Data entries for graphics
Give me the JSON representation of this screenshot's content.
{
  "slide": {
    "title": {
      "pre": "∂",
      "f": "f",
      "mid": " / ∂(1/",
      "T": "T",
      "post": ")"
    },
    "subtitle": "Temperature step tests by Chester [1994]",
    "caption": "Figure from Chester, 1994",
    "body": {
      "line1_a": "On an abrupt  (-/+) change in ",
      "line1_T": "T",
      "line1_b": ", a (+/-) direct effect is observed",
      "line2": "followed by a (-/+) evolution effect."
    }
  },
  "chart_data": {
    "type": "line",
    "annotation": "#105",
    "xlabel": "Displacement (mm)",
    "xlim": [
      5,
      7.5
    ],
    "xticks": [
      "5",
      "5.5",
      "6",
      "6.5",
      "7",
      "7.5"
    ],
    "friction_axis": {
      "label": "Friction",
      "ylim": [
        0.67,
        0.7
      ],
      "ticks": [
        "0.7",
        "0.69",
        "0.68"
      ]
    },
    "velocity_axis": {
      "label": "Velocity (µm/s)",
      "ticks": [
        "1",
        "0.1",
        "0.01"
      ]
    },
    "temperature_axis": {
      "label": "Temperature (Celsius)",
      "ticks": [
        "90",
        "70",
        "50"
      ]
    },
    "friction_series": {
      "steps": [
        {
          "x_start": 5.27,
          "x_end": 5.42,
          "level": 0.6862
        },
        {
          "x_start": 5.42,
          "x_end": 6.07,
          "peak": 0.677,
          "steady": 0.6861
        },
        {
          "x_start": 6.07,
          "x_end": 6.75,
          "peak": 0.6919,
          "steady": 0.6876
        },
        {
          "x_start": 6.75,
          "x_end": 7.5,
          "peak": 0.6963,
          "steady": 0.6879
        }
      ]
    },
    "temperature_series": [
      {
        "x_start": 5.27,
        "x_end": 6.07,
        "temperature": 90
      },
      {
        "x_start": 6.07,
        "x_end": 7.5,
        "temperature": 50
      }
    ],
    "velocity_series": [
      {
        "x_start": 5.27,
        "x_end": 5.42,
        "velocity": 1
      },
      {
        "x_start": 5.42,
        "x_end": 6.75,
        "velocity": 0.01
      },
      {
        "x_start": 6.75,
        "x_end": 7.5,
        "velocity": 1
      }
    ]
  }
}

- [STATED GOAL] Please copy out each record, character for character.

- [COMPLETE ANSWER]
Give me the JSON representation of this screenshot's content.
{
  "slide": {
    "title": {
      "pre": "∂",
      "f": "f",
      "mid": " / ∂(1/",
      "T": "T",
      "post": ")"
    },
    "subtitle": "Temperature step tests by Chester [1994]",
    "caption": "Figure from Chester, 1994",
    "body": {
      "line1_a": "On an abrupt  (-/+) change in ",
      "line1_T": "T",
      "line1_b": ", a (+/-) direct effect is observed",
      "line2": "followed by a (-/+) evolution effect."
    }
  },
  "chart_data": {
    "type": "line",
    "annotation": "#105",
    "xlabel": "Displacement (mm)",
    "xlim": [
      5,
      7.5
    ],
    "xticks": [
      "5",
      "5.5",
      "6",
      "6.5",
      "7",
      "7.5"
    ],
    "friction_axis": {
      "label": "Friction",
      "ylim": [
        0.67,
        0.7
      ],
      "ticks": [
        "0.7",
        "0.69",
        "0.68"
      ]
    },
    "velocity_axis": {
      "label": "Velocity (µm/s)",
      "ticks": [
        "1",
        "0.1",
        "0.01"
      ]
    },
    "temperature_axis": {
      "label": "Temperature (Celsius)",
      "ticks": [
        "90",
        "70",
        "50"
      ]
    },
    "friction_series": {
      "steps": [
        {
          "x_start": 5.27,
          "x_end": 5.42,
          "level": 0.6862
        },
        {
          "x_start": 5.42,
          "x_end": 6.07,
          "peak": 0.677,
          "steady": 0.6861
        },
        {
          "x_start": 6.07,
          "x_end": 6.75,
          "peak": 0.6919,
          "steady": 0.6876
        },
        {
          "x_start": 6.75,
          "x_end": 7.5,
          "peak": 0.6963,
          "steady": 0.6879
        }
      ]
    },
    "temperature_series": [
      {
        "x_start": 5.27,
        "x_end": 6.07,
        "temperature": 90
      },
      {
        "x_start": 6.07,
        "x_end": 7.5,
        "temperature": 50
      }
    ],
    "velocity_series": [
      {
        "x_start": 5.27,
        "x_end": 5.42,
        "velocity": 1
      },
      {
        "x_start": 5.42,
        "x_end": 6.75,
        "velocity": 0.01
      },
      {
        "x_start": 6.75,
        "x_end": 7.5,
        "velocity": 1
      }
    ]
  }
}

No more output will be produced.